#### WRITTEN EXERCISE
Look below and pull out each line with the word "heading".

Records from a collection of figures
________________________________________

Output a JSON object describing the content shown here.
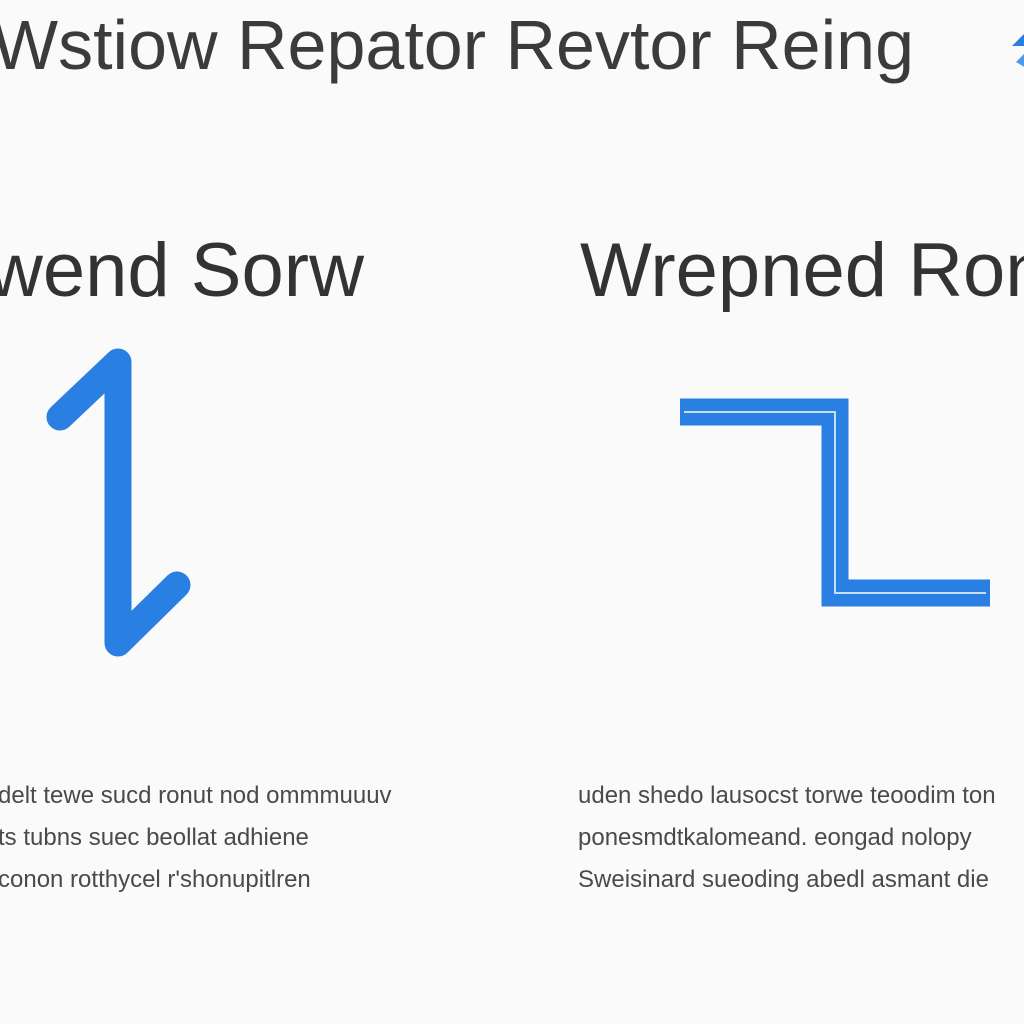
{
  "header": {
    "title": "Wstiow Repator Revtor Reing"
  },
  "panels": [
    {
      "heading": "wend Sorw",
      "icon": "up-down-arrow-icon",
      "caption_lines": [
        "delt tewe sucd ronut nod ommmuuuv",
        "ts tubns suec beollat adhiene",
        "conon rotthycel r'shonupitlren"
      ]
    },
    {
      "heading": "Wrepned Ron",
      "icon": "step-connector-icon",
      "caption_lines": [
        "uden shedo lausocst torwe teoodim ton",
        "ponesmdtkalomeand. eongad nolopy",
        "Sweisinard sueoding abedl asmant die"
      ]
    }
  ],
  "colors": {
    "accent": "#2a7fe3",
    "text": "#333333",
    "background": "#fafafa"
  }
}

________________________________________

#### PROBLEM SOLUTION
      "heading": "wend Sorw",
      "heading": "Wrepned Ron",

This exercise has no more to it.